> [Task statement]: Take each line containing "with" and report it exactly as written.

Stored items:
________________________

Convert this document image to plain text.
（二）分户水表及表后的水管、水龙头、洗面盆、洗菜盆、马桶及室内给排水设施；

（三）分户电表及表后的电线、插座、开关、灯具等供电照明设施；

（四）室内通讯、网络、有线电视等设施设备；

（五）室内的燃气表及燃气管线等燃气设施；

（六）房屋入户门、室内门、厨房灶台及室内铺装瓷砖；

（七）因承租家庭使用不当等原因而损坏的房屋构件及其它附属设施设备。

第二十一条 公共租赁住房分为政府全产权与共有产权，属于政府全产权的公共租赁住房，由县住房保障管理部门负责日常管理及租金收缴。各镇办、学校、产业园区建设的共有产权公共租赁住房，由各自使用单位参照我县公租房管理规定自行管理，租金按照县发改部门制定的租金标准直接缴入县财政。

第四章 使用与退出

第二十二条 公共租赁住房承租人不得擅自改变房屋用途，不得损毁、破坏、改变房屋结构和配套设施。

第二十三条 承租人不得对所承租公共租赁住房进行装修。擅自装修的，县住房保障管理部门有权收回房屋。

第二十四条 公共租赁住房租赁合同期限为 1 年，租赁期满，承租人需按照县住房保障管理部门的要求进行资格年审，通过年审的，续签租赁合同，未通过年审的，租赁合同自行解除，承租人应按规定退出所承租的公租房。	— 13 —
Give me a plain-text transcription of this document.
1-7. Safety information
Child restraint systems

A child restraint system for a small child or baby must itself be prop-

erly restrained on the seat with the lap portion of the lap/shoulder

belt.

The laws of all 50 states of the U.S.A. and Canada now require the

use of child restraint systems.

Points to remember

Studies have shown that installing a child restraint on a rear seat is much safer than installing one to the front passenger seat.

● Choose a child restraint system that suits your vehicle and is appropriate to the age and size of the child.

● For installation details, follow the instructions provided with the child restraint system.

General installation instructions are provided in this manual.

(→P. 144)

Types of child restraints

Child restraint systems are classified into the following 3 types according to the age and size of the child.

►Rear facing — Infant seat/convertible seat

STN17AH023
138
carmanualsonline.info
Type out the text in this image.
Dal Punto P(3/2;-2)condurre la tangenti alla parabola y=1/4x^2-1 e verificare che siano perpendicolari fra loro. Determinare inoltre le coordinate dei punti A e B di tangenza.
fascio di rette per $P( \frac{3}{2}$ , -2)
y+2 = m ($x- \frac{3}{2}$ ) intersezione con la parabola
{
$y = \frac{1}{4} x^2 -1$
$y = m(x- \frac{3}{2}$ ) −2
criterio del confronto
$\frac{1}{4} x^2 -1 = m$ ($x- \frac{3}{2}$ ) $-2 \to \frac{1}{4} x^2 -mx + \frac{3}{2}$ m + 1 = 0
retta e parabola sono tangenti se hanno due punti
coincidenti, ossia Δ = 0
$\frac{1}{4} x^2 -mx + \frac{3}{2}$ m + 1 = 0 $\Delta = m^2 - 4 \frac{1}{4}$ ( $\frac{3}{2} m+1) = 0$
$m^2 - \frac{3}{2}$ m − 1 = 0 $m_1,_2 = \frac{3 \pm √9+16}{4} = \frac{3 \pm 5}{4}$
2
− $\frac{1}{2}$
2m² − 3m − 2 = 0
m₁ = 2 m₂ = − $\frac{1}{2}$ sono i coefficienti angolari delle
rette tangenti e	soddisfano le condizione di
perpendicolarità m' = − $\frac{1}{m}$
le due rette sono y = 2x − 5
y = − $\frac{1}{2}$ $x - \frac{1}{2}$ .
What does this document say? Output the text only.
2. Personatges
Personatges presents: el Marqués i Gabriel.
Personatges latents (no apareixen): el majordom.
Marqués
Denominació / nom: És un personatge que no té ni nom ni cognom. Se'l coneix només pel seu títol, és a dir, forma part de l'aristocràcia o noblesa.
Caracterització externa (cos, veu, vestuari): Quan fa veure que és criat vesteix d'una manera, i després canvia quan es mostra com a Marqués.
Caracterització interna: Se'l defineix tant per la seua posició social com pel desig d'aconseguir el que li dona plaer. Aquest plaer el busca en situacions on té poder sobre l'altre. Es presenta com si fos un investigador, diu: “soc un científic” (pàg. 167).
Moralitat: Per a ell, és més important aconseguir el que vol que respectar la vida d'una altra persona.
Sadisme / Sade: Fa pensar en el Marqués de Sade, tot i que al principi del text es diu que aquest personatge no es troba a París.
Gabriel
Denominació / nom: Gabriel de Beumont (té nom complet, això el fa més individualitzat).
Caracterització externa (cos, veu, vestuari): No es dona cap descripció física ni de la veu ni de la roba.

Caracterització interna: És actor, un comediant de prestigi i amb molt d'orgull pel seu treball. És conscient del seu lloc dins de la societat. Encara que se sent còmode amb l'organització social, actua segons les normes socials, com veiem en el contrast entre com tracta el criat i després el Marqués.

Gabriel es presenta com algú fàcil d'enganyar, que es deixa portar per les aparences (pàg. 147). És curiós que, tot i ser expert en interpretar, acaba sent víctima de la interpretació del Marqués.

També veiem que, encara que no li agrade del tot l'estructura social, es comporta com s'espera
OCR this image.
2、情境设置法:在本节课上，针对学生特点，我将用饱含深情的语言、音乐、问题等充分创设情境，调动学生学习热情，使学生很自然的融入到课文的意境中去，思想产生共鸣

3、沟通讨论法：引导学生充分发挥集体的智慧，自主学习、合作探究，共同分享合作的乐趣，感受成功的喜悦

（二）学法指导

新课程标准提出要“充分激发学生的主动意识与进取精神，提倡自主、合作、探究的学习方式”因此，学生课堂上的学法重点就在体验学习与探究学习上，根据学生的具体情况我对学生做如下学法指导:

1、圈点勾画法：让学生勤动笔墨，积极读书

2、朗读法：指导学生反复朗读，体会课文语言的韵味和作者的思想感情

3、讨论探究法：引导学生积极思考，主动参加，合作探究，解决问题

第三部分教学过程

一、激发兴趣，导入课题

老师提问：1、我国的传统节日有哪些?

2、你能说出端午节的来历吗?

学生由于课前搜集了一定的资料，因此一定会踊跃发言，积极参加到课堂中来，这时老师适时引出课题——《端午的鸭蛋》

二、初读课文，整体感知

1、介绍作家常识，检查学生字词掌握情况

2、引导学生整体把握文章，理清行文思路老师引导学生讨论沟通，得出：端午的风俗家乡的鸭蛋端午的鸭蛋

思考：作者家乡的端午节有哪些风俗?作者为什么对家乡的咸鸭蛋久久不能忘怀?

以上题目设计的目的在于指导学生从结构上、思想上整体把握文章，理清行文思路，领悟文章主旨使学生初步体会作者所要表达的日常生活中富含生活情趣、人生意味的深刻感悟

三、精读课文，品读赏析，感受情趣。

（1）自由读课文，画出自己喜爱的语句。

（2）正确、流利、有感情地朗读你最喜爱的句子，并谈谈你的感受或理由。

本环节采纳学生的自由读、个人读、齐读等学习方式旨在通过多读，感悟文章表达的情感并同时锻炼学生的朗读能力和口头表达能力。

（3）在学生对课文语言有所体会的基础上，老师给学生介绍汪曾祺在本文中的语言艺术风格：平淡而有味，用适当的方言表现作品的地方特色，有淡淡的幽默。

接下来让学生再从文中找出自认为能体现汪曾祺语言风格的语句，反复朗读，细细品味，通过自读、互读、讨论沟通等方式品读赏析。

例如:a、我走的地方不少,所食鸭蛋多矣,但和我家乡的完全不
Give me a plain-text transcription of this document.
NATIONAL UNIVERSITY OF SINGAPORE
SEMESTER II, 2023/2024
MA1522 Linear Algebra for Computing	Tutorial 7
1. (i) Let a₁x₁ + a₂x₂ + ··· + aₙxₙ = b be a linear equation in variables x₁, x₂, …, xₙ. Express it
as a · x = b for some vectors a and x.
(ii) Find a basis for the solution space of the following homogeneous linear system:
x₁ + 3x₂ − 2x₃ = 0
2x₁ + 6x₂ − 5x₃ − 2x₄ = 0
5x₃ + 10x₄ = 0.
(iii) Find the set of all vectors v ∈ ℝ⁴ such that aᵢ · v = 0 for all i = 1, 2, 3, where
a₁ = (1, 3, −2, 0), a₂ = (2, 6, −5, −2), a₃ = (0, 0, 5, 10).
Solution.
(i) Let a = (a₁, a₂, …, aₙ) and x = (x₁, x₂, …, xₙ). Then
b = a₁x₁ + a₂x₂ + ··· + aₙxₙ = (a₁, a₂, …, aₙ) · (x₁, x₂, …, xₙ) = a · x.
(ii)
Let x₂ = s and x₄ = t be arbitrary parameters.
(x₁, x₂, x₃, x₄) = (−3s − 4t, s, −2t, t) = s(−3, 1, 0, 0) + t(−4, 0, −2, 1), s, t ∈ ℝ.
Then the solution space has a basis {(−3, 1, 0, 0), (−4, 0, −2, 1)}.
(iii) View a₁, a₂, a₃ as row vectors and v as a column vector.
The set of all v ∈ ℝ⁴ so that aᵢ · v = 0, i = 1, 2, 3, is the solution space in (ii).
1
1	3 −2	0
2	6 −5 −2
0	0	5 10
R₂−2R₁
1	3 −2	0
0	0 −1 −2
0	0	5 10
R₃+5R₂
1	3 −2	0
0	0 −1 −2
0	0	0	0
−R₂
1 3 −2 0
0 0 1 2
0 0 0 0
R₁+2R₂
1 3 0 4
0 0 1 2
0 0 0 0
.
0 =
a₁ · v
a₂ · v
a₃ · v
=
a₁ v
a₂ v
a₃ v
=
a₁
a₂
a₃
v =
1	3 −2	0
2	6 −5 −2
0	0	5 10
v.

________________________

> [Answer to this task]:
erly restrained on the seat with the lap portion of the lap/shoulder
● For installation details, follow the instructions provided with the child restraint system.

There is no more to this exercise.